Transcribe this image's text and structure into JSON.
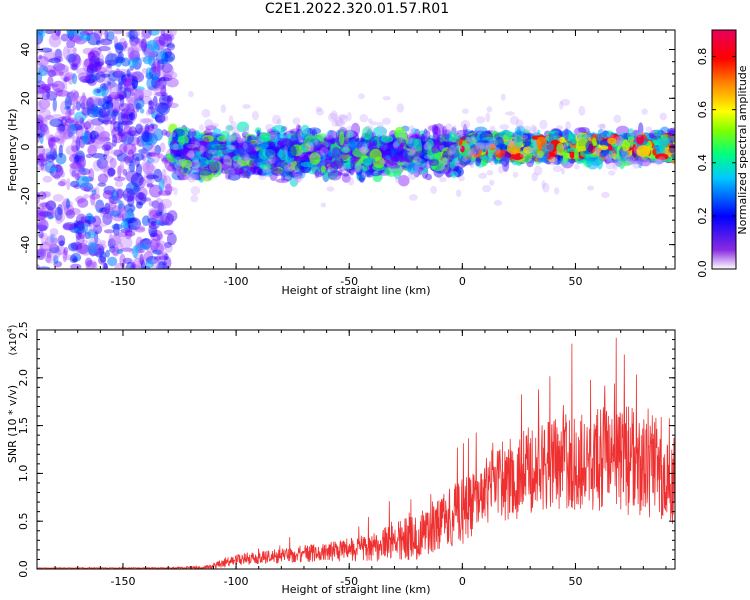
{
  "title": "C2E1.2022.320.01.57.R01",
  "colors": {
    "snr_line": "#ee3030",
    "spectrum_low": "#7b00ff",
    "spectrum_high": "#e8005c"
  },
  "chart_data": [
    {
      "type": "heatmap",
      "xlabel": "Height of straight line (km)",
      "ylabel": "Frequency (Hz)",
      "xlim": [
        -188,
        94
      ],
      "ylim": [
        -50,
        48
      ],
      "xticks": [
        -150,
        -100,
        -50,
        0,
        50
      ],
      "yticks": [
        -40,
        -20,
        0,
        20,
        40
      ],
      "grid": false,
      "colorbar": {
        "label": "Normalized spectral amplitude",
        "range": [
          0.0,
          0.9
        ],
        "ticks": [
          0.0,
          0.2,
          0.4,
          0.6,
          0.8
        ],
        "colormap": [
          "#ffffff",
          "#7b00ff",
          "#0000ff",
          "#00c8ff",
          "#00ff80",
          "#80ff00",
          "#ffff00",
          "#ff8000",
          "#ff0000",
          "#e8005c"
        ]
      },
      "regions": [
        {
          "x_range": [
            -188,
            -128
          ],
          "freq_range": [
            -50,
            48
          ],
          "amplitude": [
            0.05,
            0.3
          ]
        },
        {
          "x_range": [
            -128,
            0
          ],
          "freq_range": [
            -15,
            10
          ],
          "amplitude": [
            0.1,
            0.5
          ]
        },
        {
          "x_range": [
            0,
            94
          ],
          "freq_range": [
            -8,
            8
          ],
          "amplitude": [
            0.2,
            0.9
          ]
        }
      ]
    },
    {
      "type": "line",
      "xlabel": "Height of straight line (km)",
      "ylabel": "SNR (10 * v/v)",
      "yscale_label": "(x10",
      "yscale_exp": "4",
      "scale": 10000,
      "xlim": [
        -188,
        94
      ],
      "ylim": [
        0,
        2.5
      ],
      "xticks": [
        -150,
        -100,
        -50,
        0,
        50
      ],
      "yticks": [
        0.0,
        0.5,
        1.0,
        1.5,
        2.0,
        2.5
      ],
      "ytick_labels": [
        "0.0",
        "0.5",
        "1.0",
        "1.5",
        "2.0",
        "2.5"
      ],
      "grid": false,
      "envelope": {
        "x": [
          -188,
          -130,
          -112,
          -105,
          -100,
          -80,
          -60,
          -40,
          -20,
          0,
          20,
          40,
          60,
          80,
          94
        ],
        "y_mean": [
          0.01,
          0.01,
          0.02,
          0.07,
          0.1,
          0.14,
          0.18,
          0.22,
          0.35,
          0.6,
          0.95,
          1.1,
          1.15,
          1.1,
          1.0
        ],
        "y_spread": [
          0.003,
          0.005,
          0.02,
          0.05,
          0.06,
          0.08,
          0.1,
          0.15,
          0.25,
          0.35,
          0.45,
          0.5,
          0.55,
          0.6,
          0.55
        ]
      }
    }
  ]
}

= = =

*DESCRIPTION OF THE TASK*
Reproduce the entries above word for word. Pictures stay out.

*RESULT FOR THIS TASK*
Transcribe this image's text and structure into JSON.
{
  "title": "C2E1.2022.320.01.57.R01",
  "colors": {
    "snr_line": "#ee3030",
    "spectrum_low": "#7b00ff",
    "spectrum_high": "#e8005c"
  },
  "chart_data": [
    {
      "type": "heatmap",
      "xlabel": "Height of straight line (km)",
      "ylabel": "Frequency (Hz)",
      "xlim": [
        -188,
        94
      ],
      "ylim": [
        -50,
        48
      ],
      "xticks": [
        -150,
        -100,
        -50,
        0,
        50
      ],
      "yticks": [
        -40,
        -20,
        0,
        20,
        40
      ],
      "grid": false,
      "colorbar": {
        "label": "Normalized spectral amplitude",
        "range": [
          0.0,
          0.9
        ],
        "ticks": [
          0.0,
          0.2,
          0.4,
          0.6,
          0.8
        ],
        "colormap": [
          "#ffffff",
          "#7b00ff",
          "#0000ff",
          "#00c8ff",
          "#00ff80",
          "#80ff00",
          "#ffff00",
          "#ff8000",
          "#ff0000",
          "#e8005c"
        ]
      },
      "regions": [
        {
          "x_range": [
            -188,
            -128
          ],
          "freq_range": [
            -50,
            48
          ],
          "amplitude": [
            0.05,
            0.3
          ]
        },
        {
          "x_range": [
            -128,
            0
          ],
          "freq_range": [
            -15,
            10
          ],
          "amplitude": [
            0.1,
            0.5
          ]
        },
        {
          "x_range": [
            0,
            94
          ],
          "freq_range": [
            -8,
            8
          ],
          "amplitude": [
            0.2,
            0.9
          ]
        }
      ]
    },
    {
      "type": "line",
      "xlabel": "Height of straight line (km)",
      "ylabel": "SNR (10 * v/v)",
      "yscale_label": "(x10",
      "yscale_exp": "4",
      "scale": 10000,
      "xlim": [
        -188,
        94
      ],
      "ylim": [
        0,
        2.5
      ],
      "xticks": [
        -150,
        -100,
        -50,
        0,
        50
      ],
      "yticks": [
        0.0,
        0.5,
        1.0,
        1.5,
        2.0,
        2.5
      ],
      "ytick_labels": [
        "0.0",
        "0.5",
        "1.0",
        "1.5",
        "2.0",
        "2.5"
      ],
      "grid": false,
      "envelope": {
        "x": [
          -188,
          -130,
          -112,
          -105,
          -100,
          -80,
          -60,
          -40,
          -20,
          0,
          20,
          40,
          60,
          80,
          94
        ],
        "y_mean": [
          0.01,
          0.01,
          0.02,
          0.07,
          0.1,
          0.14,
          0.18,
          0.22,
          0.35,
          0.6,
          0.95,
          1.1,
          1.15,
          1.1,
          1.0
        ],
        "y_spread": [
          0.003,
          0.005,
          0.02,
          0.05,
          0.06,
          0.08,
          0.1,
          0.15,
          0.25,
          0.35,
          0.45,
          0.5,
          0.55,
          0.6,
          0.55
        ]
      }
    }
  ]
}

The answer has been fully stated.